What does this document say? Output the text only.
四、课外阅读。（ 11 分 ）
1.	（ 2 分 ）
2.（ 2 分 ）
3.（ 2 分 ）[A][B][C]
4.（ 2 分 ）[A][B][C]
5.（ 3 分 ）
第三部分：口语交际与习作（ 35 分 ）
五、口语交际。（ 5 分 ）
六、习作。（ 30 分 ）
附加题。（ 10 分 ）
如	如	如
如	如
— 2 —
...
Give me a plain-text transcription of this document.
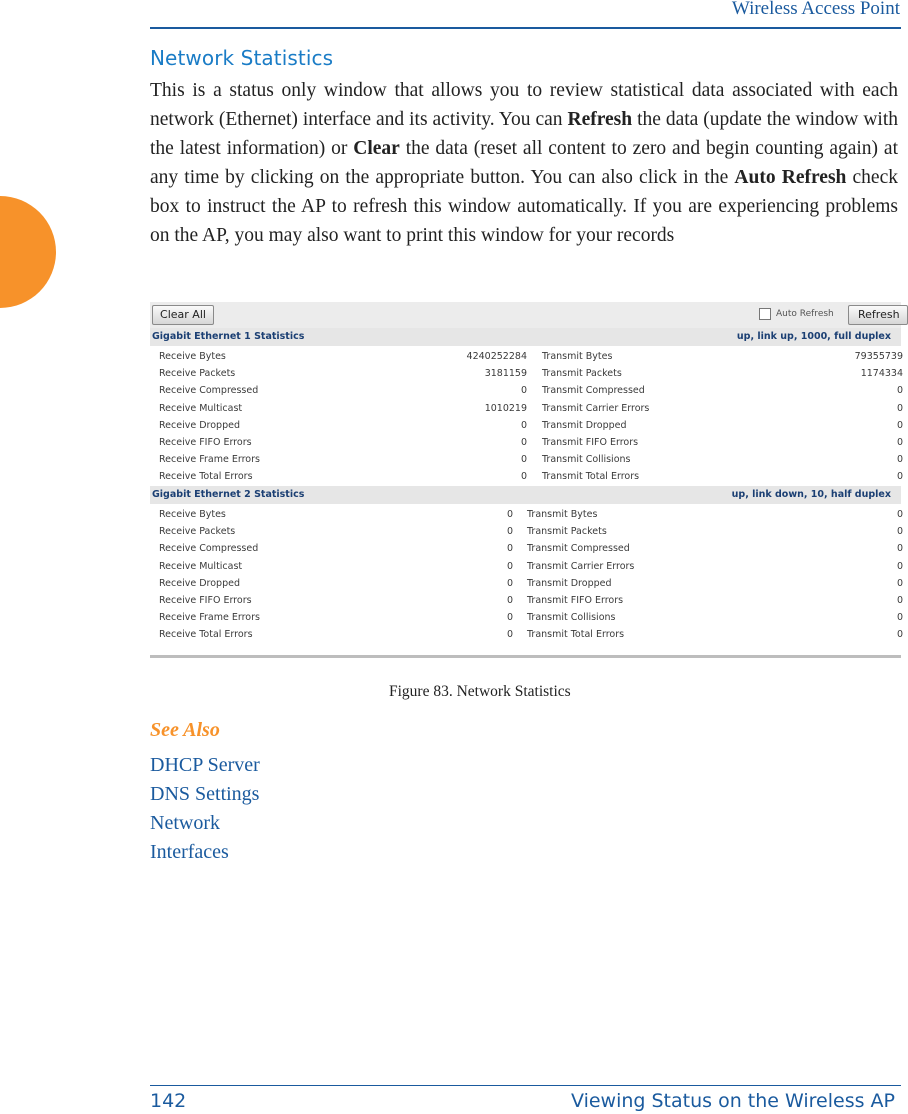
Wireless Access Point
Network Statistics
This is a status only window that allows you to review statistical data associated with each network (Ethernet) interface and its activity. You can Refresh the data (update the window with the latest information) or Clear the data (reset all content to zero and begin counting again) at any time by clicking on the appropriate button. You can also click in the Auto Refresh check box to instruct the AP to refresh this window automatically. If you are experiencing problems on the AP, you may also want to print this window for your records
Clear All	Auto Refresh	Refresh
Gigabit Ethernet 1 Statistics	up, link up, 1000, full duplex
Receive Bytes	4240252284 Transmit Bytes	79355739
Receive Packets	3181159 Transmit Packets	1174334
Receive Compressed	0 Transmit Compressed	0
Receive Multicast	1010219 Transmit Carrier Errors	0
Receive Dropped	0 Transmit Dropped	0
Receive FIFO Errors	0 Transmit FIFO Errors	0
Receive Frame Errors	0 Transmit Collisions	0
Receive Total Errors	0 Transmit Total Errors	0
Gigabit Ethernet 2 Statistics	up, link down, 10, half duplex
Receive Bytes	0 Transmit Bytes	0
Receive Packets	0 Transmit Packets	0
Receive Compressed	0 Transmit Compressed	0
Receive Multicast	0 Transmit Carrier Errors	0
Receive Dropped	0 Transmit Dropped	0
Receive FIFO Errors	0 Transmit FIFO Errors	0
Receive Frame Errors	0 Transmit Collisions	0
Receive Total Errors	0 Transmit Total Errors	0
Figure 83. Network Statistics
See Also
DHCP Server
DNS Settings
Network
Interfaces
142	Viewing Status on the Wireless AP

# TASK OBJECTIVE
How many lines in the listing above contain the string "Packets"? Answer with the number only.

# RESPONSE
2